_TASK INSTRUCTIONS:_ Filter the listing below, please, and copy only the lines with the word "Rosell".

_PROVIDED INFORMATION:_

——————————

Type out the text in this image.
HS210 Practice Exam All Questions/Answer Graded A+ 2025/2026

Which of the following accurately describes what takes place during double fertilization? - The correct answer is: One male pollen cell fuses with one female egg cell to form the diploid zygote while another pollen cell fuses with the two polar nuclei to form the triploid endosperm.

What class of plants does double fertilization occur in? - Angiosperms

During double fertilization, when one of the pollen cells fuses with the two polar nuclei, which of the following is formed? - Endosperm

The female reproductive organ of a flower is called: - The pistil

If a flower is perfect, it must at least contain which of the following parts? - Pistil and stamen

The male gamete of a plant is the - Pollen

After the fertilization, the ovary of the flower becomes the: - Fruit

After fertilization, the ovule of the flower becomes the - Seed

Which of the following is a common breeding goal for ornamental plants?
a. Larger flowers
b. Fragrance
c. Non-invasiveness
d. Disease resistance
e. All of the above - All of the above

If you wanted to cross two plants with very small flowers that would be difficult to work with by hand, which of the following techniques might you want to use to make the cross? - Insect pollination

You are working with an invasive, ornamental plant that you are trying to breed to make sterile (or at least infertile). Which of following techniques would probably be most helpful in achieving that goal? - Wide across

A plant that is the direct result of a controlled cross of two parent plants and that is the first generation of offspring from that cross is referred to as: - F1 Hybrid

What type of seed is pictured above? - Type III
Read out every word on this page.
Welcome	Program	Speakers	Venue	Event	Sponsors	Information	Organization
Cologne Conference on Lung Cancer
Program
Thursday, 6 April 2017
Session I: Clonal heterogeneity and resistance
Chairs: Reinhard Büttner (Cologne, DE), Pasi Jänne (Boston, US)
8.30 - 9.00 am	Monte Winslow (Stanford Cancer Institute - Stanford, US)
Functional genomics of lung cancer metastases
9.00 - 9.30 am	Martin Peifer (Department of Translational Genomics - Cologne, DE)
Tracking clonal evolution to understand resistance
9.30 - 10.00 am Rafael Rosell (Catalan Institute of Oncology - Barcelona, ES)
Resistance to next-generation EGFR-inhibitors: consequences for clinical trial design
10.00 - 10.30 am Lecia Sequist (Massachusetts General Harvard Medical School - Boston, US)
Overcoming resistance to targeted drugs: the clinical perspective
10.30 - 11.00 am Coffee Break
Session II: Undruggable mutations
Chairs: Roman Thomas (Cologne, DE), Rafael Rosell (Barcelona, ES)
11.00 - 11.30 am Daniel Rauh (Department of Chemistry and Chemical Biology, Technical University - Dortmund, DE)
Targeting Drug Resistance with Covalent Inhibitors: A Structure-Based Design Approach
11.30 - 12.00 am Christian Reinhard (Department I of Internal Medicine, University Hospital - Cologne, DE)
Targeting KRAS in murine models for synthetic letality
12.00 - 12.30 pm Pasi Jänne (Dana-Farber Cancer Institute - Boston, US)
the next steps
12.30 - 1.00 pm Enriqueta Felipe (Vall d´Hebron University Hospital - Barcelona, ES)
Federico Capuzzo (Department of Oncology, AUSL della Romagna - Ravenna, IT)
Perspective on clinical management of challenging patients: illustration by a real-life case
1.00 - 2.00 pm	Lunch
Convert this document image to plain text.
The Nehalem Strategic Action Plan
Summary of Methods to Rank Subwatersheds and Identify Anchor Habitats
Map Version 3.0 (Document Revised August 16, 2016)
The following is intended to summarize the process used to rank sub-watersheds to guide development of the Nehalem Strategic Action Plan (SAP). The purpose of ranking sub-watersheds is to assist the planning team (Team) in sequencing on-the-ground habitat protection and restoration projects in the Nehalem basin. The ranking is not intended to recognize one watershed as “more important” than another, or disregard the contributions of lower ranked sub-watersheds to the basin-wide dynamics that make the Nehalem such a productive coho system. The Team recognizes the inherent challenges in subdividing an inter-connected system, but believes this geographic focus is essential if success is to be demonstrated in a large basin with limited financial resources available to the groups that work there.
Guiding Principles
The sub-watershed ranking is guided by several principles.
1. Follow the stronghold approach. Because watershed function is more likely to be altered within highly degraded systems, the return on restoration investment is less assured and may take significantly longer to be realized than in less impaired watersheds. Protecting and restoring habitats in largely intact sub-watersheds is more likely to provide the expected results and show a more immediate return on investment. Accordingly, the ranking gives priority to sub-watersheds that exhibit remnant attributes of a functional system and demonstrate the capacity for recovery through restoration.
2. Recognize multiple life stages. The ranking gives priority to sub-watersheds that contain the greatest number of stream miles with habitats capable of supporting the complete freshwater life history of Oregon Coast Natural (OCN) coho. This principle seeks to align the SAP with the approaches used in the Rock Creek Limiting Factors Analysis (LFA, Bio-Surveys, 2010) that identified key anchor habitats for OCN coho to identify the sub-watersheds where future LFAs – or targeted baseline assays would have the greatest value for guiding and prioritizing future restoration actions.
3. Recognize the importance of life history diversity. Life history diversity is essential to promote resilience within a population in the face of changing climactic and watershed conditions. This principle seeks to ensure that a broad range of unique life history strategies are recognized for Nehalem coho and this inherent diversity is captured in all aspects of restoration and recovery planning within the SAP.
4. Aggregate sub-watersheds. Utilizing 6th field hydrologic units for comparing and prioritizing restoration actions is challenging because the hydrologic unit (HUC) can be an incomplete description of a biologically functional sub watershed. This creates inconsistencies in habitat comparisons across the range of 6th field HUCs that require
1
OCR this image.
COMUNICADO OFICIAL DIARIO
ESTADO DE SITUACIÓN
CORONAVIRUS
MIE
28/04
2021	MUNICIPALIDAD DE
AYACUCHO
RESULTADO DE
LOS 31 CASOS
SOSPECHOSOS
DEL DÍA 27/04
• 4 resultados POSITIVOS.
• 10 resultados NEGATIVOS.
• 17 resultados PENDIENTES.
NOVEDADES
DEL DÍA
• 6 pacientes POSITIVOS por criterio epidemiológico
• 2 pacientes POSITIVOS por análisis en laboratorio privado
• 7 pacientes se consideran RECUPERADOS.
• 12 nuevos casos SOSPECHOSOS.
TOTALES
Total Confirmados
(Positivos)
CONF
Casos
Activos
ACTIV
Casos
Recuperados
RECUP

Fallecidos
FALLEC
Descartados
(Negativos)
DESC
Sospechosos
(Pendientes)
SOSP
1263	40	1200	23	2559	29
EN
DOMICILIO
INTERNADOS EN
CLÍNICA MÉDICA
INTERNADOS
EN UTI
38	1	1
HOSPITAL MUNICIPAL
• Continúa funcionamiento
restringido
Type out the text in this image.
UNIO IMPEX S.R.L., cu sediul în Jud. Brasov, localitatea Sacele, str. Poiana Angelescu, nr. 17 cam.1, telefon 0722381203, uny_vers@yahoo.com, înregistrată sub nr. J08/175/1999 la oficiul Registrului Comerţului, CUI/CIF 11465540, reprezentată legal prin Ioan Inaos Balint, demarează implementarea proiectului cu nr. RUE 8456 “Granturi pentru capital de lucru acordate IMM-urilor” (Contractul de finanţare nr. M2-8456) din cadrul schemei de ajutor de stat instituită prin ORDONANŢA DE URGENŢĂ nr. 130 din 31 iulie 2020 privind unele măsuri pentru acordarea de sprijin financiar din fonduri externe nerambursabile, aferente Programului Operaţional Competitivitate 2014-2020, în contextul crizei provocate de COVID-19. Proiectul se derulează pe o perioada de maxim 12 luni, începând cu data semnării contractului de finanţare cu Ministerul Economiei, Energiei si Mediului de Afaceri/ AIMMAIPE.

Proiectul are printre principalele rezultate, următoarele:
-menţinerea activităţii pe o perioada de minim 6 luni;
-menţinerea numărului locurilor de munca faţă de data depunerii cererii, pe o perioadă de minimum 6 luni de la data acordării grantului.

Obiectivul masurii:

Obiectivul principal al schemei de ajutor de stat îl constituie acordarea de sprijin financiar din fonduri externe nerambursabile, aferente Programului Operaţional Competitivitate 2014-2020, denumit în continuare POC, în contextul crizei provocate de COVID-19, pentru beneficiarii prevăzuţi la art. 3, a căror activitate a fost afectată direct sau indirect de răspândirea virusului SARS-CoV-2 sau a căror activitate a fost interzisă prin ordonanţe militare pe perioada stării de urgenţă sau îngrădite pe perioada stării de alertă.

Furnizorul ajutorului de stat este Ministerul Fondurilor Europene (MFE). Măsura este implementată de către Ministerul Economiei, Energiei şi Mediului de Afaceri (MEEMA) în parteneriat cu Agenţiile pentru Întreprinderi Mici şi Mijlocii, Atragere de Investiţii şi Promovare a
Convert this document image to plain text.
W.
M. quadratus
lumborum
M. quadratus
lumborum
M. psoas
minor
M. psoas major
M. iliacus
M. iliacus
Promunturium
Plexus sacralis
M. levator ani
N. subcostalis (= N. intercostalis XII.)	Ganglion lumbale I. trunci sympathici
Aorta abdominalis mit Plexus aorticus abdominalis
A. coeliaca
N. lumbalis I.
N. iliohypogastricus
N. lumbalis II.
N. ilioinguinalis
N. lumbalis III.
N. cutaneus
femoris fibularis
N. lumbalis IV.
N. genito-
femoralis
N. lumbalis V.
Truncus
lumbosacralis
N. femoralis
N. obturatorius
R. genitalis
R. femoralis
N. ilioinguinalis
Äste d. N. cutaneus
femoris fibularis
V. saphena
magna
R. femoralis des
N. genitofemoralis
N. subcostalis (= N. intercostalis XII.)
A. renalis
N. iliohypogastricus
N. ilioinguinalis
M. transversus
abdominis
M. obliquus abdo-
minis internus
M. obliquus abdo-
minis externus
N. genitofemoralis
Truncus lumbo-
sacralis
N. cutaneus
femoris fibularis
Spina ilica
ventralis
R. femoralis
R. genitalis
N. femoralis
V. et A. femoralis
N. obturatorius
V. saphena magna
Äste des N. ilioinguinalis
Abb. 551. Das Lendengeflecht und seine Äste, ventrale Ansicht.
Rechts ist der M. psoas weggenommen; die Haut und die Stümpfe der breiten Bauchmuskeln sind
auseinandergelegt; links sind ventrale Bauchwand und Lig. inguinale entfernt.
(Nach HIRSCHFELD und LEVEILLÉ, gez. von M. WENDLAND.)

——————————

_EXERCISE RESULT:_
9.30 - 10.00 am Rafael Rosell (Catalan Institute of Oncology - Barcelona, ES)
Chairs: Roman Thomas (Cologne, DE), Rafael Rosell (Barcelona, ES)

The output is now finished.